# start of TASK DATA

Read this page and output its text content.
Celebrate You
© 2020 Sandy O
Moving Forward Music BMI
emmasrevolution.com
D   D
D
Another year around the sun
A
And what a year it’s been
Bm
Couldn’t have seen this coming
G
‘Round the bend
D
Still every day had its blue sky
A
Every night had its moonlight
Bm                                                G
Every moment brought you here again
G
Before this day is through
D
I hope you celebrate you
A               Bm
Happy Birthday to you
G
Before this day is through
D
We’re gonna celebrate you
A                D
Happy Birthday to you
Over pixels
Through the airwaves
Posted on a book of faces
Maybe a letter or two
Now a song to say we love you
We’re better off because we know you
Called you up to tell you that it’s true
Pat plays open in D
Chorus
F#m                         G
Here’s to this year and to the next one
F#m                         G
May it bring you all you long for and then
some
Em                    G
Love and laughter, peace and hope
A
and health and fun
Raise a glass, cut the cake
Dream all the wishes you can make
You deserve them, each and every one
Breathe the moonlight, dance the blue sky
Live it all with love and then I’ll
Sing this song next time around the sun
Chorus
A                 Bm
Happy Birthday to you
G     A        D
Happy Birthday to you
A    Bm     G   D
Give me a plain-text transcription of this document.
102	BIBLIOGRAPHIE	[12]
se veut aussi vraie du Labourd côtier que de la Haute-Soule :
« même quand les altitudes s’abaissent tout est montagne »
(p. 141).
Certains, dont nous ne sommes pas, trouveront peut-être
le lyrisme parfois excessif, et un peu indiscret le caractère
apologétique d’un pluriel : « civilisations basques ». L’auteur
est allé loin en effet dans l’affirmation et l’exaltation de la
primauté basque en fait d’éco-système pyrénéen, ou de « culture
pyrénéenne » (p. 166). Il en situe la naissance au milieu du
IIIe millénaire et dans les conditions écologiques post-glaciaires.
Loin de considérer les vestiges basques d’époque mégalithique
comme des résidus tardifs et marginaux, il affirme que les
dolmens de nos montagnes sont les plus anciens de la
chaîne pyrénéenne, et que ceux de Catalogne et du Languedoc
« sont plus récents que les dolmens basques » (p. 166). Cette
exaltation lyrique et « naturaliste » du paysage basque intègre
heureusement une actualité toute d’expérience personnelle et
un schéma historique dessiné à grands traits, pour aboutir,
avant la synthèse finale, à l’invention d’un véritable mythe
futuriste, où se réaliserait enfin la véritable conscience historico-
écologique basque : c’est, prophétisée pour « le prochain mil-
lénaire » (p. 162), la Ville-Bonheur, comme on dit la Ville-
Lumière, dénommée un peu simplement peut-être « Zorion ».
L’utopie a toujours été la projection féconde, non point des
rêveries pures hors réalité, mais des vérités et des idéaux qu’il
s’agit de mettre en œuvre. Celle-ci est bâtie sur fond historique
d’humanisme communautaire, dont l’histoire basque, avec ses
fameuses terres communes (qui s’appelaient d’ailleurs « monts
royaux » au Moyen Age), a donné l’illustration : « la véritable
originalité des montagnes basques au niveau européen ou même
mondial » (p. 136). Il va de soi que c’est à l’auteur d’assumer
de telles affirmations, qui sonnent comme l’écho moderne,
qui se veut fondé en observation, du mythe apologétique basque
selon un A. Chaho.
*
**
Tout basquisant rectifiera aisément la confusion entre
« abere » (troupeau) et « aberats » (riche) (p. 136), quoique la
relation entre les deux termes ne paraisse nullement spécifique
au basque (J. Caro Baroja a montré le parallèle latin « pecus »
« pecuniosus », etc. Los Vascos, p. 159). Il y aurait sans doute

# end of TASK DATA

* **PROBLEM STATEMENT**
All of the entries must be quoted exactly; please include each one.

* **EXERCISE RESPONSE**
Read this page and output its text content.
Celebrate You
© 2020 Sandy O
Moving Forward Music BMI
emmasrevolution.com
D   D
D
Another year around the sun
A
And what a year it’s been
Bm
Couldn’t have seen this coming
G
‘Round the bend
D
Still every day had its blue sky
A
Every night had its moonlight
Bm                                                G
Every moment brought you here again
G
Before this day is through
D
I hope you celebrate you
A               Bm
Happy Birthday to you
G
Before this day is through
D
We’re gonna celebrate you
A                D
Happy Birthday to you
Over pixels
Through the airwaves
Posted on a book of faces
Maybe a letter or two
Now a song to say we love you
We’re better off because we know you
Called you up to tell you that it’s true
Pat plays open in D
Chorus
F#m                         G
Here’s to this year and to the next one
F#m                         G
May it bring you all you long for and then
some
Em                    G
Love and laughter, peace and hope
A
and health and fun
Raise a glass, cut the cake
Dream all the wishes you can make
You deserve them, each and every one
Breathe the moonlight, dance the blue sky
Live it all with love and then I’ll
Sing this song next time around the sun
Chorus
A                 Bm
Happy Birthday to you
G     A        D
Happy Birthday to you
A    Bm     G   D
Give me a plain-text transcription of this document.
102	BIBLIOGRAPHIE	[12]
se veut aussi vraie du Labourd côtier que de la Haute-Soule :
« même quand les altitudes s’abaissent tout est montagne »
(p. 141).
Certains, dont nous ne sommes pas, trouveront peut-être
le lyrisme parfois excessif, et un peu indiscret le caractère
apologétique d’un pluriel : « civilisations basques ». L’auteur
est allé loin en effet dans l’affirmation et l’exaltation de la
primauté basque en fait d’éco-système pyrénéen, ou de « culture
pyrénéenne » (p. 166). Il en situe la naissance au milieu du
IIIe millénaire et dans les conditions écologiques post-glaciaires.
Loin de considérer les vestiges basques d’époque mégalithique
comme des résidus tardifs et marginaux, il affirme que les
dolmens de nos montagnes sont les plus anciens de la
chaîne pyrénéenne, et que ceux de Catalogne et du Languedoc
« sont plus récents que les dolmens basques » (p. 166). Cette
exaltation lyrique et « naturaliste » du paysage basque intègre
heureusement une actualité toute d’expérience personnelle et
un schéma historique dessiné à grands traits, pour aboutir,
avant la synthèse finale, à l’invention d’un véritable mythe
futuriste, où se réaliserait enfin la véritable conscience historico-
écologique basque : c’est, prophétisée pour « le prochain mil-
lénaire » (p. 162), la Ville-Bonheur, comme on dit la Ville-
Lumière, dénommée un peu simplement peut-être « Zorion ».
L’utopie a toujours été la projection féconde, non point des
rêveries pures hors réalité, mais des vérités et des idéaux qu’il
s’agit de mettre en œuvre. Celle-ci est bâtie sur fond historique
d’humanisme communautaire, dont l’histoire basque, avec ses
fameuses terres communes (qui s’appelaient d’ailleurs « monts
royaux » au Moyen Age), a donné l’illustration : « la véritable
originalité des montagnes basques au niveau européen ou même
mondial » (p. 136). Il va de soi que c’est à l’auteur d’assumer
de telles affirmations, qui sonnent comme l’écho moderne,
qui se veut fondé en observation, du mythe apologétique basque
selon un A. Chaho.
*
**
Tout basquisant rectifiera aisément la confusion entre
« abere » (troupeau) et « aberats » (riche) (p. 136), quoique la
relation entre les deux termes ne paraisse nullement spécifique
au basque (J. Caro Baroja a montré le parallèle latin « pecus »
« pecuniosus », etc. Los Vascos, p. 159). Il y aurait sans doute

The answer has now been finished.